Task inputs:
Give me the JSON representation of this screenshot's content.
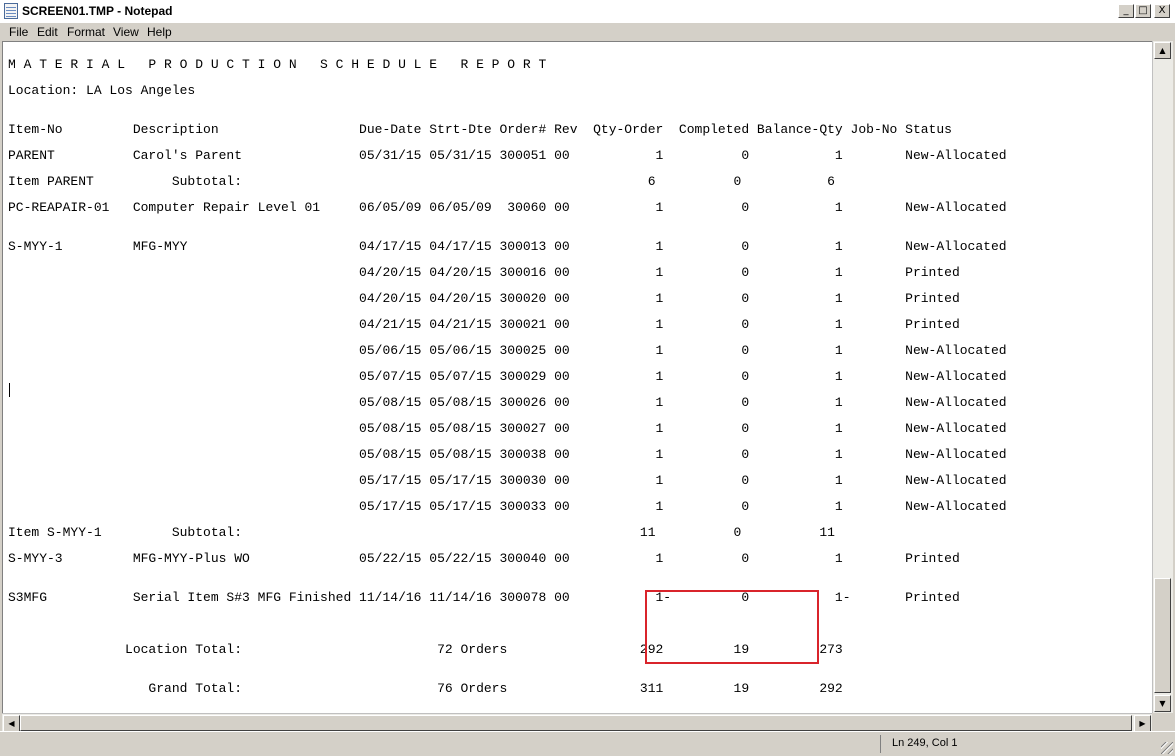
{
  "window": {
    "title": "SCREEN01.TMP - Notepad",
    "controls": {
      "minimize": "_",
      "maximize": "□",
      "close": "X"
    }
  },
  "menu": [
    "File",
    "Edit",
    "Format",
    "View",
    "Help"
  ],
  "report": {
    "title": "M A T E R I A L   P R O D U C T I O N   S C H E D U L E   R E P O R T",
    "location": "Location: LA Los Angeles",
    "header": "Item-No         Description                  Due-Date Strt-Dte Order# Rev  Qty-Order  Completed Balance-Qty Job-No Status",
    "lines": [
      "PARENT          Carol's Parent               05/31/15 05/31/15 300051 00           1          0           1        New-Allocated",
      "Item PARENT          Subtotal:                                                    6          0           6",
      "PC-REAPAIR-01   Computer Repair Level 01     06/05/09 06/05/09  30060 00           1          0           1        New-Allocated",
      "S-MYY-1         MFG-MYY                      04/17/15 04/17/15 300013 00           1          0           1        New-Allocated",
      "                                             04/20/15 04/20/15 300016 00           1          0           1        Printed",
      "                                             04/20/15 04/20/15 300020 00           1          0           1        Printed",
      "                                             04/21/15 04/21/15 300021 00           1          0           1        Printed",
      "                                             05/06/15 05/06/15 300025 00           1          0           1        New-Allocated",
      "                                             05/07/15 05/07/15 300029 00           1          0           1        New-Allocated",
      "                                             05/08/15 05/08/15 300026 00           1          0           1        New-Allocated",
      "                                             05/08/15 05/08/15 300027 00           1          0           1        New-Allocated",
      "                                             05/08/15 05/08/15 300038 00           1          0           1        New-Allocated",
      "                                             05/17/15 05/17/15 300030 00           1          0           1        New-Allocated",
      "                                             05/17/15 05/17/15 300033 00           1          0           1        New-Allocated",
      "Item S-MYY-1         Subtotal:                                                   11          0          11",
      "S-MYY-3         MFG-MYY-Plus WO              05/22/15 05/22/15 300040 00           1          0           1        Printed",
      "S3MFG           Serial Item S#3 MFG Finished 11/14/16 11/14/16 300078 00           1-         0           1-       Printed",
      "               Location Total:                         72 Orders                 292         19         273",
      "                  Grand Total:                         76 Orders                 311         19         292"
    ]
  },
  "status": {
    "position": "Ln 249, Col 1"
  }
}
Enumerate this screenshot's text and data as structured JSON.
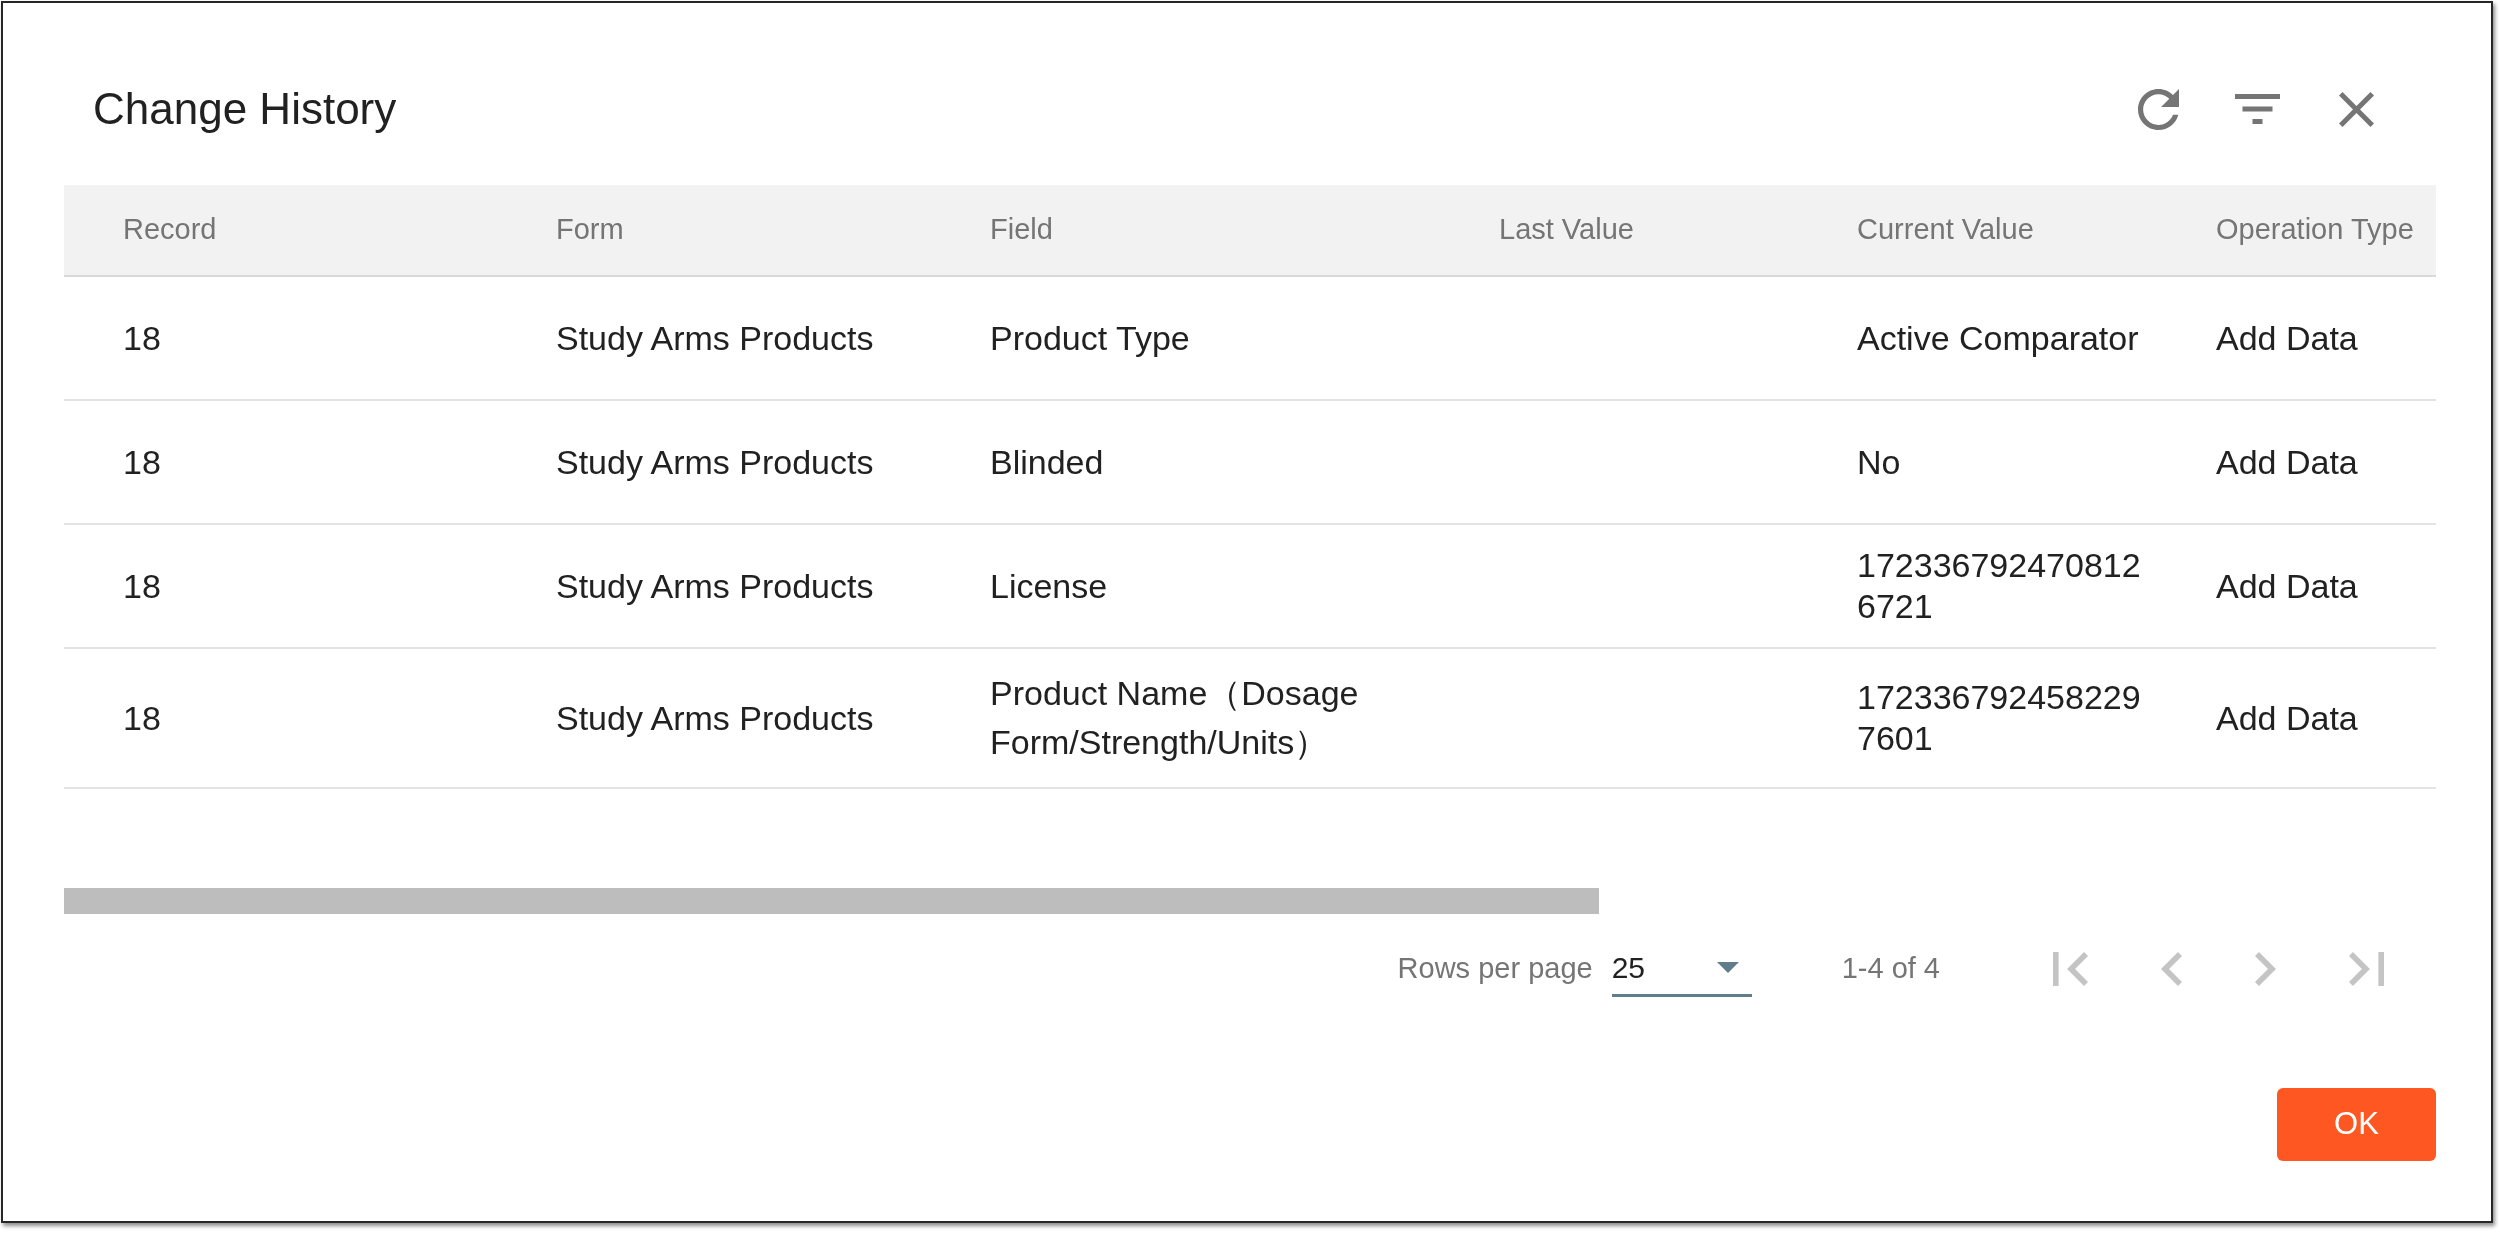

Goal: Return every line above that contains the word "Printed".

Solution:
      "                                             04/20/15 04/20/15 300016 00           1          0           1        Printed",
      "                                             04/20/15 04/20/15 300020 00           1          0           1        Printed",
      "                                             04/21/15 04/21/15 300021 00           1          0           1        Printed",
      "S-MYY-3         MFG-MYY-Plus WO              05/22/15 05/22/15 300040 00           1          0           1        Printed",
      "S3MFG           Serial Item S#3 MFG Finished 11/14/16 11/14/16 300078 00           1-         0           1-       Printed",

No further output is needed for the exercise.